Written task ->
Look at each line of the records and count those with "text" in them. Please answer with the count alone.

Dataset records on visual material
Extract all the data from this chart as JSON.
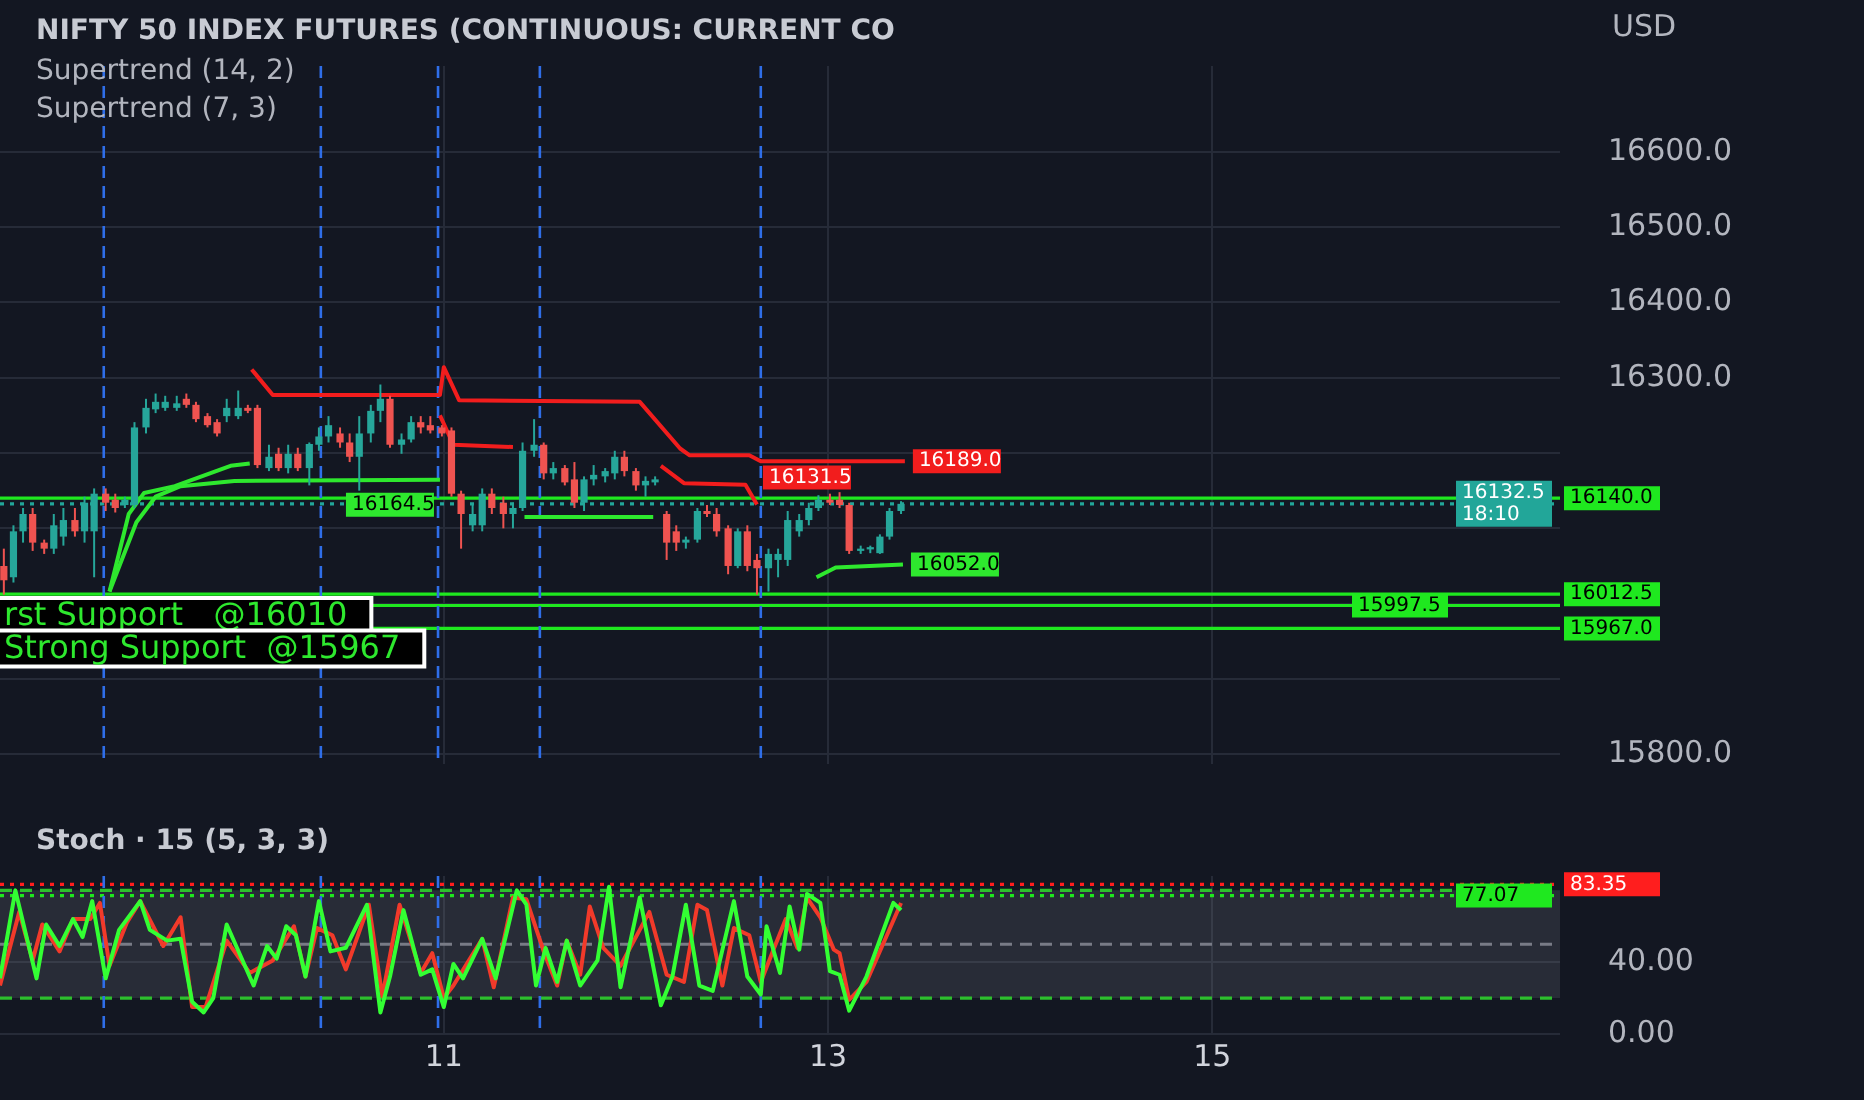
{
  "chart_data": [
    {
      "type": "candlestick",
      "title": "NIFTY 50 INDEX FUTURES (CONTINUOUS: CURRENT CO",
      "ylabel": "USD",
      "annotations": [
        "Supertrend (14, 2)",
        "Supertrend (7, 3)",
        {
          "text": "rst Support   @16010",
          "y": 16010
        },
        {
          "text": "Strong Support  @15967",
          "y": 15967
        }
      ],
      "x": [
        8.71,
        8.76,
        8.81,
        8.86,
        8.92,
        8.97,
        9.02,
        9.08,
        9.13,
        9.18,
        9.24,
        9.29,
        9.34,
        9.39,
        9.45,
        9.5,
        9.55,
        9.61,
        9.66,
        9.71,
        9.77,
        9.82,
        9.87,
        9.93,
        9.98,
        10.03,
        10.09,
        10.14,
        10.19,
        10.24,
        10.3,
        10.35,
        10.4,
        10.46,
        10.51,
        10.56,
        10.62,
        10.67,
        10.72,
        10.78,
        10.83,
        10.88,
        10.93,
        10.99,
        11.04,
        11.09,
        11.15,
        11.2,
        11.25,
        11.31,
        11.36,
        11.41,
        11.47,
        11.52,
        11.57,
        11.63,
        11.68,
        11.73,
        11.78,
        11.84,
        11.89,
        11.94,
        12.0,
        12.05,
        12.1,
        12.16,
        12.21,
        12.26,
        12.32,
        12.37,
        12.42,
        12.48,
        12.53,
        12.58,
        12.63,
        12.69,
        12.74,
        12.79,
        12.85,
        12.9,
        12.95,
        13.01,
        13.06,
        13.11,
        13.17,
        13.22,
        13.27,
        13.32,
        13.38
      ],
      "ohlc": [
        [
          16050,
          16073,
          16012,
          16031
        ],
        [
          16035,
          16104,
          16028,
          16096
        ],
        [
          16096,
          16127,
          16081,
          16119
        ],
        [
          16119,
          16127,
          16070,
          16081
        ],
        [
          16081,
          16085,
          16066,
          16073
        ],
        [
          16073,
          16119,
          16066,
          16104
        ],
        [
          16089,
          16127,
          16077,
          16111
        ],
        [
          16111,
          16127,
          16089,
          16096
        ],
        [
          16096,
          16142,
          16081,
          16134
        ],
        [
          16096,
          16153,
          16035,
          16146
        ],
        [
          16146,
          16153,
          16123,
          16134
        ],
        [
          16138,
          16146,
          16121,
          16127
        ],
        [
          16131,
          16142,
          16127,
          16138
        ],
        [
          16131,
          16241,
          16127,
          16234
        ],
        [
          16234,
          16272,
          16226,
          16260
        ],
        [
          16258,
          16279,
          16253,
          16268
        ],
        [
          16260,
          16276,
          16256,
          16268
        ],
        [
          16260,
          16276,
          16256,
          16266
        ],
        [
          16272,
          16279,
          16260,
          16264
        ],
        [
          16264,
          16268,
          16241,
          16245
        ],
        [
          16249,
          16253,
          16234,
          16237
        ],
        [
          16241,
          16245,
          16222,
          16226
        ],
        [
          16249,
          16272,
          16241,
          16260
        ],
        [
          16249,
          16283,
          16245,
          16260
        ],
        [
          16260,
          16264,
          16253,
          16256
        ],
        [
          16260,
          16264,
          16180,
          16184
        ],
        [
          16180,
          16211,
          16176,
          16195
        ],
        [
          16199,
          16207,
          16176,
          16180
        ],
        [
          16180,
          16211,
          16173,
          16199
        ],
        [
          16199,
          16207,
          16176,
          16180
        ],
        [
          16180,
          16214,
          16157,
          16212
        ],
        [
          16211,
          16234,
          16203,
          16222
        ],
        [
          16222,
          16249,
          16214,
          16237
        ],
        [
          16226,
          16234,
          16207,
          16214
        ],
        [
          16214,
          16226,
          16188,
          16195
        ],
        [
          16195,
          16249,
          16150,
          16226
        ],
        [
          16226,
          16264,
          16214,
          16256
        ],
        [
          16256,
          16291,
          16241,
          16272
        ],
        [
          16272,
          16276,
          16207,
          16211
        ],
        [
          16211,
          16226,
          16199,
          16218
        ],
        [
          16218,
          16249,
          16214,
          16241
        ],
        [
          16241,
          16249,
          16226,
          16234
        ],
        [
          16237,
          16249,
          16226,
          16230
        ],
        [
          16234,
          16237,
          16222,
          16226
        ],
        [
          16230,
          16234,
          16142,
          16146
        ],
        [
          16146,
          16150,
          16073,
          16119
        ],
        [
          16104,
          16131,
          16096,
          16119
        ],
        [
          16104,
          16153,
          16096,
          16146
        ],
        [
          16146,
          16153,
          16119,
          16127
        ],
        [
          16134,
          16142,
          16100,
          16119
        ],
        [
          16119,
          16134,
          16100,
          16127
        ],
        [
          16127,
          16214,
          16123,
          16203
        ],
        [
          16203,
          16245,
          16195,
          16211
        ],
        [
          16211,
          16214,
          16165,
          16173
        ],
        [
          16173,
          16188,
          16165,
          16180
        ],
        [
          16180,
          16184,
          16157,
          16161
        ],
        [
          16165,
          16188,
          16127,
          16134
        ],
        [
          16134,
          16169,
          16123,
          16165
        ],
        [
          16165,
          16184,
          16157,
          16171
        ],
        [
          16169,
          16180,
          16161,
          16176
        ],
        [
          16173,
          16203,
          16165,
          16195
        ],
        [
          16195,
          16203,
          16169,
          16176
        ],
        [
          16176,
          16180,
          16150,
          16157
        ],
        [
          16157,
          16169,
          16142,
          16163
        ],
        [
          16161,
          16169,
          16157,
          16165
        ],
        [
          16119,
          16123,
          16058,
          16081
        ],
        [
          16096,
          16104,
          16070,
          16081
        ],
        [
          16081,
          16089,
          16073,
          16085
        ],
        [
          16085,
          16127,
          16081,
          16123
        ],
        [
          16123,
          16131,
          16115,
          16119
        ],
        [
          16119,
          16127,
          16089,
          16096
        ],
        [
          16100,
          16104,
          16039,
          16050
        ],
        [
          16050,
          16100,
          16047,
          16096
        ],
        [
          16096,
          16104,
          16043,
          16050
        ],
        [
          16058,
          16066,
          16012,
          16047
        ],
        [
          16047,
          16073,
          16016,
          16066
        ],
        [
          16058,
          16073,
          16035,
          16066
        ],
        [
          16058,
          16123,
          16050,
          16111
        ],
        [
          16096,
          16119,
          16089,
          16111
        ],
        [
          16111,
          16134,
          16104,
          16127
        ],
        [
          16127,
          16144,
          16123,
          16138
        ],
        [
          16138,
          16146,
          16131,
          16134
        ],
        [
          16138,
          16148,
          16127,
          16131
        ],
        [
          16131,
          16134,
          16066,
          16070
        ],
        [
          16070,
          16077,
          16066,
          16073
        ],
        [
          16072,
          16077,
          16067,
          16075
        ],
        [
          16067,
          16092,
          16066,
          16089
        ],
        [
          16089,
          16127,
          16085,
          16123
        ],
        [
          16123,
          16136,
          16119,
          16132.5
        ]
      ],
      "series": [
        {
          "type": "line",
          "color": "#2ee82e",
          "x": [
            9.26,
            9.36,
            9.44,
            9.6,
            9.89,
            9.99
          ],
          "values": [
            16016,
            16119,
            16147,
            16156,
            16183,
            16186
          ]
        },
        {
          "type": "line",
          "color": "#2ee82e",
          "x": [
            9.26,
            9.4,
            9.5,
            9.63,
            9.91,
            10.98
          ],
          "values": [
            16016,
            16108,
            16142,
            16156,
            16163,
            16164.5
          ],
          "value_labels": [
            null,
            null,
            null,
            null,
            null,
            "16164.5"
          ]
        },
        {
          "type": "line",
          "color": "#f21d1d",
          "x": [
            10.0,
            10.11,
            10.98,
            11.0,
            11.08,
            12.02,
            12.23,
            12.28,
            12.59,
            12.65,
            13.4
          ],
          "values": [
            16311,
            16277,
            16277,
            16314,
            16270,
            16268,
            16206,
            16197,
            16197,
            16189,
            16189
          ],
          "value_labels": [
            null,
            null,
            null,
            null,
            null,
            null,
            null,
            null,
            null,
            null,
            "16189.0"
          ]
        },
        {
          "type": "line",
          "color": "#f21d1d",
          "x": [
            10.98,
            11.05,
            11.36,
            11.8,
            12.13,
            12.25,
            12.57,
            12.63
          ],
          "values": [
            16250,
            16211,
            16208,
            null,
            16183,
            16160,
            16158,
            16131.5
          ],
          "value_labels": [
            null,
            null,
            null,
            null,
            null,
            null,
            null,
            "16131.5"
          ]
        },
        {
          "type": "line",
          "color": "#2ee82e",
          "x": [
            11.42,
            12.09
          ],
          "values": [
            16115,
            16115
          ]
        },
        {
          "type": "line",
          "color": "#2ee82e",
          "x": [
            12.94,
            13.04,
            13.39
          ],
          "values": [
            16035,
            16048,
            16052
          ],
          "value_labels": [
            null,
            null,
            "16052.0"
          ]
        }
      ],
      "xlim": [
        8.69,
        16.81
      ],
      "xticks": [
        11,
        13,
        15
      ],
      "tick_labels": "y",
      "ylim": [
        15787,
        16714
      ],
      "yticks": [
        {
          "value": 15800,
          "label": "15800.0"
        },
        {
          "value": 15900,
          "label": null
        },
        {
          "value": 16000,
          "label": null
        },
        {
          "value": 16100,
          "label": null
        },
        {
          "value": 16200,
          "label": null
        },
        {
          "value": 16300,
          "label": "16300.0"
        },
        {
          "value": 16400,
          "label": "16400.0"
        },
        {
          "value": 16500,
          "label": "16500.0"
        },
        {
          "value": 16600,
          "label": "16600.0"
        }
      ],
      "ref_lines": [
        {
          "axis": "y",
          "value": 16140,
          "label": "16140.0",
          "color": "#1fe81f",
          "line_style": "solid"
        },
        {
          "axis": "y",
          "value": 16132.5,
          "label": "16132.5\n18:10",
          "color": "#22a699",
          "line_style": "dotted"
        },
        {
          "axis": "y",
          "value": 16012.5,
          "label": "16012.5",
          "color": "#1fe81f",
          "line_style": "solid"
        },
        {
          "axis": "y",
          "value": 15997.5,
          "label": "15997.5",
          "color": "#1fe81f",
          "line_style": "solid"
        },
        {
          "axis": "y",
          "value": 15967,
          "label": "15967.0",
          "color": "#1fe81f",
          "line_style": "solid"
        },
        {
          "axis": "x",
          "value": 9.23,
          "color": "#2f6ee8",
          "line_style": "dashed"
        },
        {
          "axis": "x",
          "value": 10.36,
          "color": "#2f6ee8",
          "line_style": "dashed"
        },
        {
          "axis": "x",
          "value": 10.97,
          "color": "#2f6ee8",
          "line_style": "dashed"
        },
        {
          "axis": "x",
          "value": 11.5,
          "color": "#2f6ee8",
          "line_style": "dashed"
        },
        {
          "axis": "x",
          "value": 12.65,
          "color": "#2f6ee8",
          "line_style": "dashed"
        }
      ],
      "grid": true
    },
    {
      "type": "line",
      "title": "Stoch · 15 (5, 3, 3)",
      "series": [
        {
          "color": "#33ff33",
          "x": [
            8.69,
            8.77,
            8.88,
            8.93,
            9.0,
            9.07,
            9.12,
            9.17,
            9.24,
            9.31,
            9.42,
            9.47,
            9.56,
            9.63,
            9.69,
            9.75,
            9.8,
            9.87,
            9.94,
            10.01,
            10.08,
            10.13,
            10.18,
            10.23,
            10.28,
            10.35,
            10.41,
            10.49,
            10.6,
            10.67,
            10.72,
            10.79,
            10.88,
            10.94,
            11.0,
            11.05,
            11.1,
            11.2,
            11.27,
            11.38,
            11.43,
            11.48,
            11.53,
            11.59,
            11.64,
            11.71,
            11.8,
            11.86,
            11.92,
            12.02,
            12.13,
            12.19,
            12.26,
            12.33,
            12.4,
            12.51,
            12.58,
            12.65,
            12.68,
            12.75,
            12.8,
            12.85,
            12.89,
            12.96,
            13.01,
            13.06,
            13.11,
            13.2,
            13.34,
            13.38
          ],
          "values": [
            31,
            80,
            31,
            61,
            49,
            64,
            54,
            74,
            31,
            58,
            74,
            58,
            52,
            53,
            18,
            12,
            20,
            61,
            44,
            27,
            49,
            42,
            60,
            55,
            32,
            74,
            46,
            48,
            72,
            12,
            32,
            69,
            33,
            36,
            15,
            39,
            31,
            53,
            31,
            80,
            72,
            27,
            48,
            29,
            52,
            27,
            41,
            82,
            26,
            76,
            16,
            32,
            72,
            27,
            24,
            74,
            32,
            22,
            60,
            34,
            71,
            47,
            78,
            73,
            35,
            33,
            13,
            32,
            73,
            69
          ]
        },
        {
          "color": "#f23a2a",
          "x": [
            8.69,
            8.79,
            8.86,
            8.91,
            9.0,
            9.07,
            9.16,
            9.21,
            9.26,
            9.35,
            9.42,
            9.54,
            9.63,
            9.69,
            9.76,
            9.87,
            9.99,
            10.11,
            10.22,
            10.28,
            10.34,
            10.42,
            10.49,
            10.61,
            10.68,
            10.77,
            10.88,
            10.94,
            11.0,
            11.05,
            11.2,
            11.26,
            11.36,
            11.43,
            11.52,
            11.59,
            11.64,
            11.71,
            11.76,
            11.83,
            11.92,
            12.07,
            12.16,
            12.25,
            12.32,
            12.37,
            12.45,
            12.51,
            12.59,
            12.65,
            12.72,
            12.78,
            12.84,
            12.89,
            12.96,
            13.03,
            13.06,
            13.11,
            13.2,
            13.38
          ],
          "values": [
            27,
            68,
            41,
            61,
            46,
            64,
            64,
            73,
            38,
            62,
            74,
            49,
            65,
            15,
            15,
            52,
            34,
            41,
            60,
            32,
            59,
            55,
            36,
            72,
            21,
            72,
            34,
            45,
            20,
            27,
            53,
            26,
            76,
            75,
            46,
            27,
            52,
            33,
            71,
            48,
            38,
            68,
            33,
            29,
            72,
            69,
            27,
            59,
            55,
            29,
            48,
            64,
            48,
            76,
            65,
            47,
            45,
            19,
            29,
            73
          ]
        }
      ],
      "xlim": [
        8.69,
        16.81
      ],
      "xticks": [
        11,
        13,
        15
      ],
      "ylim": [
        0,
        88
      ],
      "yticks": [
        {
          "value": 0,
          "label": "0.00"
        },
        {
          "value": 40,
          "label": "40.00"
        }
      ],
      "bands": [
        {
          "axis": "y",
          "from": 20,
          "to": 80,
          "color": "#787b86"
        }
      ],
      "ref_lines": [
        {
          "axis": "y",
          "value": 80,
          "color": "#2dbf2d",
          "line_style": "dashed"
        },
        {
          "axis": "y",
          "value": 50,
          "color": "#787b86",
          "line_style": "dashed"
        },
        {
          "axis": "y",
          "value": 20,
          "color": "#2dbf2d",
          "line_style": "dashed"
        },
        {
          "axis": "y",
          "value": 83.35,
          "label": "83.35",
          "color": "#ff1e1e",
          "line_style": "dotted"
        },
        {
          "axis": "y",
          "value": 77.07,
          "label": "77.07",
          "color": "#1fe81f",
          "line_style": "dotted"
        },
        {
          "axis": "x",
          "value": 9.23,
          "color": "#2f6ee8",
          "line_style": "dashed"
        },
        {
          "axis": "x",
          "value": 10.36,
          "color": "#2f6ee8",
          "line_style": "dashed"
        },
        {
          "axis": "x",
          "value": 10.97,
          "color": "#2f6ee8",
          "line_style": "dashed"
        },
        {
          "axis": "x",
          "value": 11.5,
          "color": "#2f6ee8",
          "line_style": "dashed"
        },
        {
          "axis": "x",
          "value": 12.65,
          "color": "#2f6ee8",
          "line_style": "dashed"
        }
      ],
      "grid": true
    }
  ]
}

Response to this task ->
2